## [What the task asks]
In the records that follow, locate every line with "exit" and extract it.

## [Exercise materials]
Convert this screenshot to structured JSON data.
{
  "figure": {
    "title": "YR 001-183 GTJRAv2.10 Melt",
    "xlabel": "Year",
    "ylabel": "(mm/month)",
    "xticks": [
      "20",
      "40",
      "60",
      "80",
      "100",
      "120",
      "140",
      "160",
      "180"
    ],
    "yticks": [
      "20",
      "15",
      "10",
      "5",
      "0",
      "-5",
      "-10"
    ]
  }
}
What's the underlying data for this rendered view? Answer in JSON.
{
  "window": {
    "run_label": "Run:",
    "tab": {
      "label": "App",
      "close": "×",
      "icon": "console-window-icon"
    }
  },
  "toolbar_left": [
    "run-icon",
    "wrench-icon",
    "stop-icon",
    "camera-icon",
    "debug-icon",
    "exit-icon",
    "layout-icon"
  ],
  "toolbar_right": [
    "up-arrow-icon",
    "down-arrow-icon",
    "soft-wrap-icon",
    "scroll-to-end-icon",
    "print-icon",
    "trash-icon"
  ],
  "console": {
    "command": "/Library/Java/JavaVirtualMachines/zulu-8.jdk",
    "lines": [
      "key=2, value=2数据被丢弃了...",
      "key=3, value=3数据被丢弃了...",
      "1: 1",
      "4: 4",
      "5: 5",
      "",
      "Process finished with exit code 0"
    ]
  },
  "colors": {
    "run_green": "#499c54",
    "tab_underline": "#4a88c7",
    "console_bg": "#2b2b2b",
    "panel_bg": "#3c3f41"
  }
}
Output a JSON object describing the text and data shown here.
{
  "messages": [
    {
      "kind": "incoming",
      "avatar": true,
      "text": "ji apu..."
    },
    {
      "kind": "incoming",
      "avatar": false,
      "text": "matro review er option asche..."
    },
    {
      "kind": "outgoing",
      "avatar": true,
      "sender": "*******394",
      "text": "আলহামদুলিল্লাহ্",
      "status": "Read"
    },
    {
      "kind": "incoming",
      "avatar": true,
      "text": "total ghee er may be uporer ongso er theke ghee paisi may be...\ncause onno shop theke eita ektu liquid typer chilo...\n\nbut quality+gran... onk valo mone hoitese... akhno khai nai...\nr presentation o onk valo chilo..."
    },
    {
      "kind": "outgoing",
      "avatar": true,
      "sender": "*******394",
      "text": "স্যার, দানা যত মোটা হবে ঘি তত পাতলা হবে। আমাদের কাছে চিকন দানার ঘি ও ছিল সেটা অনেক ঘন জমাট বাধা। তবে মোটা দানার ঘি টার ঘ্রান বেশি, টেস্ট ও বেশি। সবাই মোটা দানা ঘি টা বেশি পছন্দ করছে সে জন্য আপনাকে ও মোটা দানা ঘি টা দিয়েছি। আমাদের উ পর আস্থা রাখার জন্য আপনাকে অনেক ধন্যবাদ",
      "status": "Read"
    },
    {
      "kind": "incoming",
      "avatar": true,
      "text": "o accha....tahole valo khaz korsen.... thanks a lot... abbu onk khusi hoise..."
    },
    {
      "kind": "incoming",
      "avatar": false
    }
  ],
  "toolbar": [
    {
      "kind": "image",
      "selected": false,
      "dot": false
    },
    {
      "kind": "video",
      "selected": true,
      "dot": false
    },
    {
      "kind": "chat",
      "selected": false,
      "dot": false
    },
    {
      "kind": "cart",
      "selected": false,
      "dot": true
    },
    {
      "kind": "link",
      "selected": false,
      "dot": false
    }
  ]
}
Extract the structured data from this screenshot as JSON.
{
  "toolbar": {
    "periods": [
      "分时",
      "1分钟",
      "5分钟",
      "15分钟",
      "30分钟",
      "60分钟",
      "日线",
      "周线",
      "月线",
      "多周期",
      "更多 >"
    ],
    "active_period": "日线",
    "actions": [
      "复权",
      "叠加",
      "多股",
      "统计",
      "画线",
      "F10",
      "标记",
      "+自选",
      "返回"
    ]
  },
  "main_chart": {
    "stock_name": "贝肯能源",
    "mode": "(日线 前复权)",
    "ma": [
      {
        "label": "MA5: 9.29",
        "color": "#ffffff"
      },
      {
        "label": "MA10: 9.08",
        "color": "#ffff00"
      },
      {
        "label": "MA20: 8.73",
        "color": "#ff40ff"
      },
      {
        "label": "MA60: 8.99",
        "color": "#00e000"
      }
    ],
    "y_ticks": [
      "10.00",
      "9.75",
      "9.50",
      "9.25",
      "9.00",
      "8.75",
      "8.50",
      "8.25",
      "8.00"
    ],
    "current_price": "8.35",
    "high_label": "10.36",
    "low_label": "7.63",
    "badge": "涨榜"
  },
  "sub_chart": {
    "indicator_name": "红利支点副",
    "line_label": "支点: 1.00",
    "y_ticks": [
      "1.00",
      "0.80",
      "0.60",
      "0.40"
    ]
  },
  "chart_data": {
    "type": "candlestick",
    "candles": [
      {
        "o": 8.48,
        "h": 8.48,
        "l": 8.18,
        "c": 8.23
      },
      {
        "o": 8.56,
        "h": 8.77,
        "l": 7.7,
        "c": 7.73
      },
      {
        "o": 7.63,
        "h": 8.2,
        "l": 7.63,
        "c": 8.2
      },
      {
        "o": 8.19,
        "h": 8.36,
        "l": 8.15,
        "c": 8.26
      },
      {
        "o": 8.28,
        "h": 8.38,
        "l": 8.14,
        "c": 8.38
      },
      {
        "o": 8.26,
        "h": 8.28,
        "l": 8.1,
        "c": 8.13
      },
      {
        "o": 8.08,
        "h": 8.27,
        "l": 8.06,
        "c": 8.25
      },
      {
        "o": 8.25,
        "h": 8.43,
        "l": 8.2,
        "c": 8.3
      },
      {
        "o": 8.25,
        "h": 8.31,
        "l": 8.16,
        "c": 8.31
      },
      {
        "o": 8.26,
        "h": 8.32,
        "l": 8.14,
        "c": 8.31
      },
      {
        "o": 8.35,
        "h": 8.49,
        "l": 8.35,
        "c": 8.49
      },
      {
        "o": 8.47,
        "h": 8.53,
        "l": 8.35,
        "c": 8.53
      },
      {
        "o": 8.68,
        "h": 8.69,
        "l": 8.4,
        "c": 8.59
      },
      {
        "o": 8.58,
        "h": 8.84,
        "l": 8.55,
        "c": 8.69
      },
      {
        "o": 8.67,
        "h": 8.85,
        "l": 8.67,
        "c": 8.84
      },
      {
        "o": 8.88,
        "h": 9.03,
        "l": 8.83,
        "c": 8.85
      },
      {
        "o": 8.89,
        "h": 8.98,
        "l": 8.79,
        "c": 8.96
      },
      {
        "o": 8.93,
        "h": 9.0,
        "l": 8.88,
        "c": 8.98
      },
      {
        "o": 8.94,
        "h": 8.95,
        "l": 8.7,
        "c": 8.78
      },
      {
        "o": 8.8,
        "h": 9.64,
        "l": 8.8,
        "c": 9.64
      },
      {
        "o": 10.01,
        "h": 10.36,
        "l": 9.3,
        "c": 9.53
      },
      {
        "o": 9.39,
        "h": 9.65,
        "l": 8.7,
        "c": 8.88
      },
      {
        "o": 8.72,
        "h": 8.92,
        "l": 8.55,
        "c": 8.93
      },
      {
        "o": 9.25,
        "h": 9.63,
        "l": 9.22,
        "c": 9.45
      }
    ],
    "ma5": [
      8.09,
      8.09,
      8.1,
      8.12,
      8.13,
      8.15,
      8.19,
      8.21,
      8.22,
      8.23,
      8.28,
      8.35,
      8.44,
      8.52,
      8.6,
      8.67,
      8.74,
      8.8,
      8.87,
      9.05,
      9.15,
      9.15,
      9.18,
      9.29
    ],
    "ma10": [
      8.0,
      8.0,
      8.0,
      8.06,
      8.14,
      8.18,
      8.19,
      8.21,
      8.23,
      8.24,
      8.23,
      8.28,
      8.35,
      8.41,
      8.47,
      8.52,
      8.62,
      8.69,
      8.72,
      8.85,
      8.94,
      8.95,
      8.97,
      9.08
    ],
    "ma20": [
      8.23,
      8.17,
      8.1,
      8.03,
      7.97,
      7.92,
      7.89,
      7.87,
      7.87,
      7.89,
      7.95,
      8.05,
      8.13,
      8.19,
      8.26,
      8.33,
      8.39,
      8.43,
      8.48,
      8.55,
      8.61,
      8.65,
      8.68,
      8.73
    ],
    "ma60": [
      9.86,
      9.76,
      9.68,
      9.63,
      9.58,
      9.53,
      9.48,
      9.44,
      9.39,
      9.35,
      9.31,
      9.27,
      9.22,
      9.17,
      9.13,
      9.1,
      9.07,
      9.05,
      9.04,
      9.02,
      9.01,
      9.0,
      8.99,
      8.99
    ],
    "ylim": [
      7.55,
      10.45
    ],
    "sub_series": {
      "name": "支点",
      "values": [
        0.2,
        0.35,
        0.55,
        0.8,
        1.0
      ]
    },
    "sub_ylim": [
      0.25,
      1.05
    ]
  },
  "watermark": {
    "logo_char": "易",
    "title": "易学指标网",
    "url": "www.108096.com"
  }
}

## [Result of this task]
    "exit-icon",
      "Process finished with exit code 0"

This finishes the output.